## start

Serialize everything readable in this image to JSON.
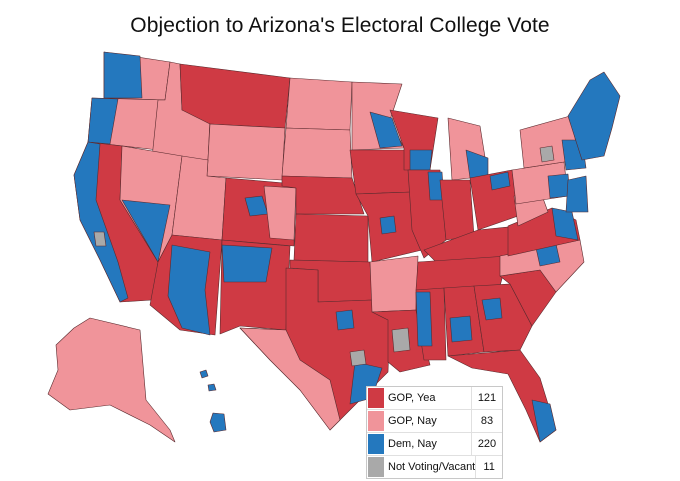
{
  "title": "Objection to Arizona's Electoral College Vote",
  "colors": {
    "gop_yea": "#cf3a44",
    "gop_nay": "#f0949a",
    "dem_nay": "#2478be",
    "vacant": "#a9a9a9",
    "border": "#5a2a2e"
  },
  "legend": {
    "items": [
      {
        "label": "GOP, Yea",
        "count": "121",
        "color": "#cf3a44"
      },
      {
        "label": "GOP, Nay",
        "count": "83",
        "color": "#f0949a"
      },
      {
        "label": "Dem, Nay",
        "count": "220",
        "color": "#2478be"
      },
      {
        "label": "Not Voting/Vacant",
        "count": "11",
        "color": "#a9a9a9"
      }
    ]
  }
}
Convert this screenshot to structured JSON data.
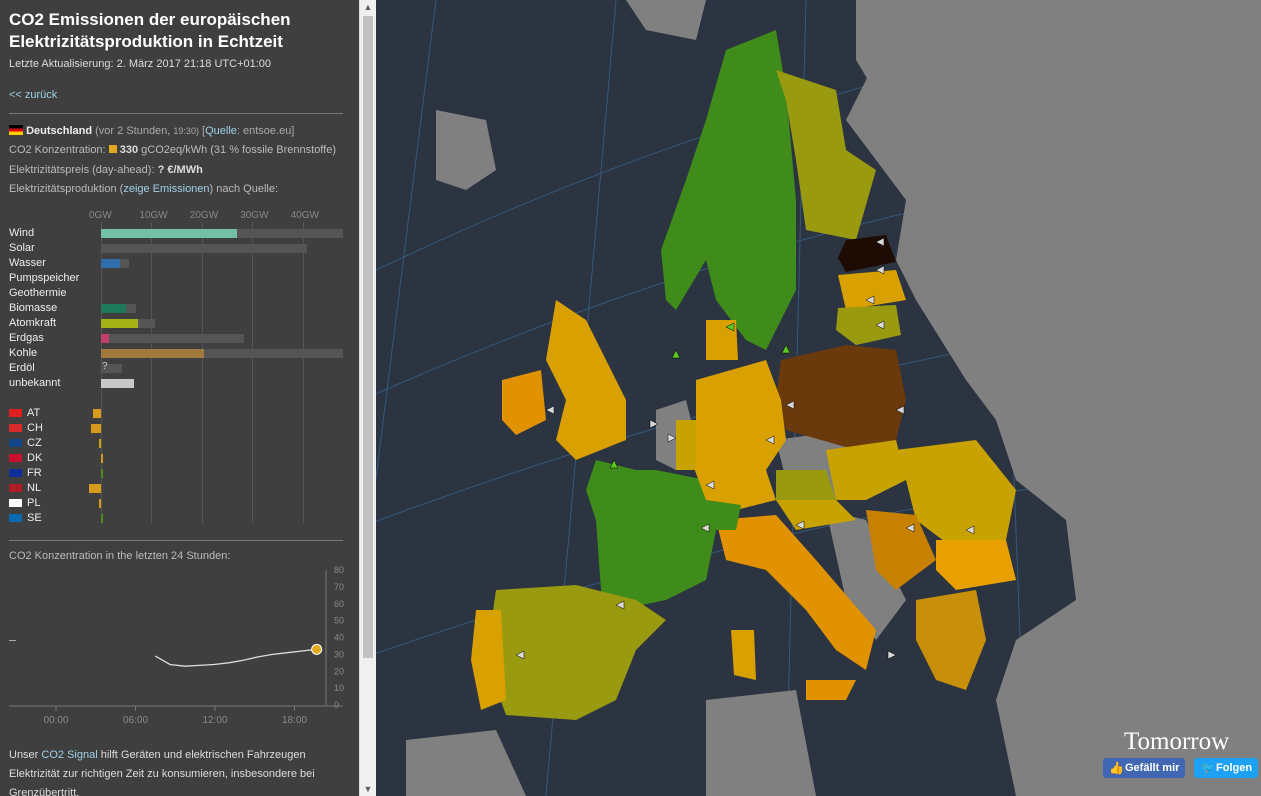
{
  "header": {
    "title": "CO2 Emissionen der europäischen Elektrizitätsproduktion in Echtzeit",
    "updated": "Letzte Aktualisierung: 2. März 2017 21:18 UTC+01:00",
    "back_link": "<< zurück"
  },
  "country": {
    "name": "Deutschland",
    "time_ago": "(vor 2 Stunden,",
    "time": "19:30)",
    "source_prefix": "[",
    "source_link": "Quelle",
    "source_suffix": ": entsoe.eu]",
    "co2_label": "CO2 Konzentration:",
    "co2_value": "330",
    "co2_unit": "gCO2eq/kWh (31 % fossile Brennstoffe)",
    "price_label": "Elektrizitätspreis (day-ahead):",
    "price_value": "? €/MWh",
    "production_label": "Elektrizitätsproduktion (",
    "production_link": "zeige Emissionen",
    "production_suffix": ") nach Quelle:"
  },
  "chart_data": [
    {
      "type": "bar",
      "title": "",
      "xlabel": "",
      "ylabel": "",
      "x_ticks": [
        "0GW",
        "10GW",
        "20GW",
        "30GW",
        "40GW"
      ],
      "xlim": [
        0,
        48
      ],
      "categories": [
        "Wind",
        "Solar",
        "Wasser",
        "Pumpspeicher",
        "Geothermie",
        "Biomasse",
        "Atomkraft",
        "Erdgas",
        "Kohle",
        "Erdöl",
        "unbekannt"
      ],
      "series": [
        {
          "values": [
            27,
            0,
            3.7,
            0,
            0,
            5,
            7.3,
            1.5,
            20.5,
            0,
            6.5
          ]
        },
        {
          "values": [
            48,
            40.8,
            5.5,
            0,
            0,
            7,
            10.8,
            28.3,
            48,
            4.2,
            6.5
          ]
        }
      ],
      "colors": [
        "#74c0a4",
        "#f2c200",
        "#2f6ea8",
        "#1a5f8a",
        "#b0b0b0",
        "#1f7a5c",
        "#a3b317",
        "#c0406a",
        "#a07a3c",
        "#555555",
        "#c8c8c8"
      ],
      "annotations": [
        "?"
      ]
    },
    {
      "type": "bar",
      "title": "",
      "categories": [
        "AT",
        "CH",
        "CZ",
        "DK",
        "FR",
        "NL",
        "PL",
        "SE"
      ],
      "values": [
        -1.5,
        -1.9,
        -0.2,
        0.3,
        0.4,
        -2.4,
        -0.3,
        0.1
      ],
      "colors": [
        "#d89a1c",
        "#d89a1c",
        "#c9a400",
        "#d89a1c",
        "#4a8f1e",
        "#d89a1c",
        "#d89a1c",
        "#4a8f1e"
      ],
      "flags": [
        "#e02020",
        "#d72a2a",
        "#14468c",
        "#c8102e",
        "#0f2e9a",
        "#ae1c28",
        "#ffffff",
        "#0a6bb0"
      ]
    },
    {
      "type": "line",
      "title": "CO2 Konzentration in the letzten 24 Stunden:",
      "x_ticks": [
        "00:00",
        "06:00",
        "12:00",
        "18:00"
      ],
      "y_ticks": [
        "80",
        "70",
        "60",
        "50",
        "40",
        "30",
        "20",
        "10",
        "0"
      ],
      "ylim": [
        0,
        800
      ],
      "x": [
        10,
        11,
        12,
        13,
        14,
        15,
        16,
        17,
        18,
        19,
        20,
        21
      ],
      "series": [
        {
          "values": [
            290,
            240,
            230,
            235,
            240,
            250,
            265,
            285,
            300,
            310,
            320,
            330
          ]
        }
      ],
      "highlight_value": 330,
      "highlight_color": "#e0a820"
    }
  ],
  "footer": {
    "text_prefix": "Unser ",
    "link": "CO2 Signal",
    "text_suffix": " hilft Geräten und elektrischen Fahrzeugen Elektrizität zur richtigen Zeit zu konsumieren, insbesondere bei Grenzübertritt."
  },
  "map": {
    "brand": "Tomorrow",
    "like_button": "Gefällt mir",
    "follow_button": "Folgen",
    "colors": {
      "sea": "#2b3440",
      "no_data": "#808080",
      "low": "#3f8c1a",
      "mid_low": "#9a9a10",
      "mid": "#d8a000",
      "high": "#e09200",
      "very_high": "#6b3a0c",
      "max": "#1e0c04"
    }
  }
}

## end
## start

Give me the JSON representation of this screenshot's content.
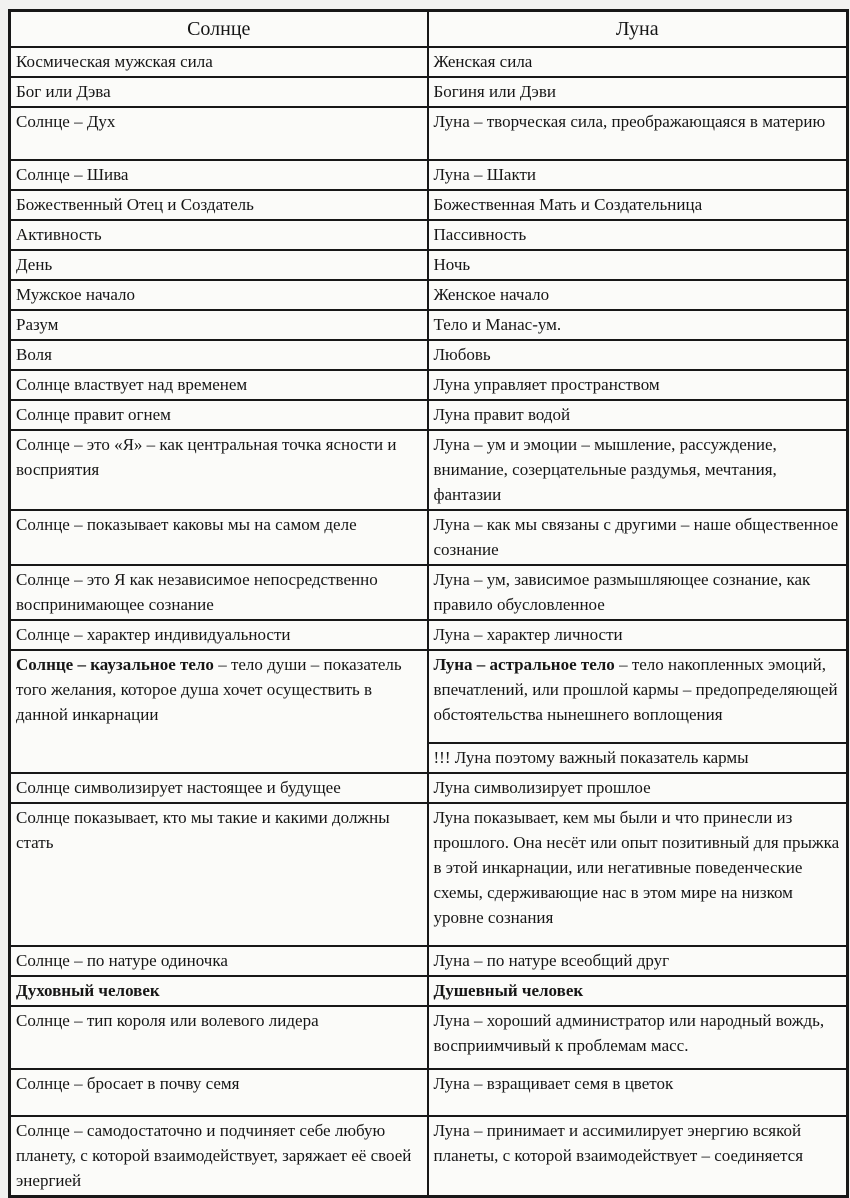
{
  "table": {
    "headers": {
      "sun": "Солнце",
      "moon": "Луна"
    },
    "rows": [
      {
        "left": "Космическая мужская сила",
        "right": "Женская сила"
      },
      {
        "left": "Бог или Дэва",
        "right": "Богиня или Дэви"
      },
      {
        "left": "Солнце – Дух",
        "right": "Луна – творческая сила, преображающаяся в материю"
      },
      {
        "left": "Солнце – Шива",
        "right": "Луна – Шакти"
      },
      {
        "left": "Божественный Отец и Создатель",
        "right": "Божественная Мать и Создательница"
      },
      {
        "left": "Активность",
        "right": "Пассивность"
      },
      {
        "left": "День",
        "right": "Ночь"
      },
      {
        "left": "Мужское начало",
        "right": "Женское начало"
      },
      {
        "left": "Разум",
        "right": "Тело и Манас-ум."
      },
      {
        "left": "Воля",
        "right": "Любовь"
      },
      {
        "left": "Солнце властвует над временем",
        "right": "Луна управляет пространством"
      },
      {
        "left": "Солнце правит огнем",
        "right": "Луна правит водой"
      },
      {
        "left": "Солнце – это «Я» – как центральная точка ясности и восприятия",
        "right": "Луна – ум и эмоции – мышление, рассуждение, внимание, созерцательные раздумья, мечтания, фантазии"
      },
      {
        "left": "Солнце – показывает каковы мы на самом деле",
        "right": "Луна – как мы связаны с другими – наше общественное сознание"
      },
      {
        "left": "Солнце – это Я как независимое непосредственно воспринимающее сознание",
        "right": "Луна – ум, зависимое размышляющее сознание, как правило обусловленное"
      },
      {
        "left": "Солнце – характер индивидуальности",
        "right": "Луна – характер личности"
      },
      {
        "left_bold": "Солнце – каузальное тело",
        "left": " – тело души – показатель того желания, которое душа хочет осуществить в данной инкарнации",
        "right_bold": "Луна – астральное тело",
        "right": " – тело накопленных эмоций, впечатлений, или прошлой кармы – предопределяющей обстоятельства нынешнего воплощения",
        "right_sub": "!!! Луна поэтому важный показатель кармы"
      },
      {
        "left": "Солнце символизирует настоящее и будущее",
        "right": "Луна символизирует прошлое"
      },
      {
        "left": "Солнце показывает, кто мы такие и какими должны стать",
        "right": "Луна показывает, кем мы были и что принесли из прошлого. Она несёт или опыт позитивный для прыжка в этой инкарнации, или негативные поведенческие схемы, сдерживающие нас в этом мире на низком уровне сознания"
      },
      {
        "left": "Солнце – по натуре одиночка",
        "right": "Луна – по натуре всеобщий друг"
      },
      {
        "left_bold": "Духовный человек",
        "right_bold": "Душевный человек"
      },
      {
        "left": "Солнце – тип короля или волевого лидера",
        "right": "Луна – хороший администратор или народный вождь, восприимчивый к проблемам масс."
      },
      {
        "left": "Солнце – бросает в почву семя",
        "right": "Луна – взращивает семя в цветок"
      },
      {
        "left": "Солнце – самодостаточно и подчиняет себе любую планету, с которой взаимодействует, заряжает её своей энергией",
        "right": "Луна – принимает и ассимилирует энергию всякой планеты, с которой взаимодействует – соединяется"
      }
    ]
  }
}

## end

**Objective**
Read through the data and copy every line where "показывает" shows up.

**The completed task**
        "left": "Солнце – показывает каковы мы на самом деле",
        "left": "Солнце показывает, кто мы такие и какими должны стать",
        "right": "Луна показывает, кем мы были и что принесли из прошлого. Она несёт или опыт позитивный для прыжка в этой инкарнации, или негативные поведенческие схемы, сдерживающие нас в этом мире на низком уровне сознания"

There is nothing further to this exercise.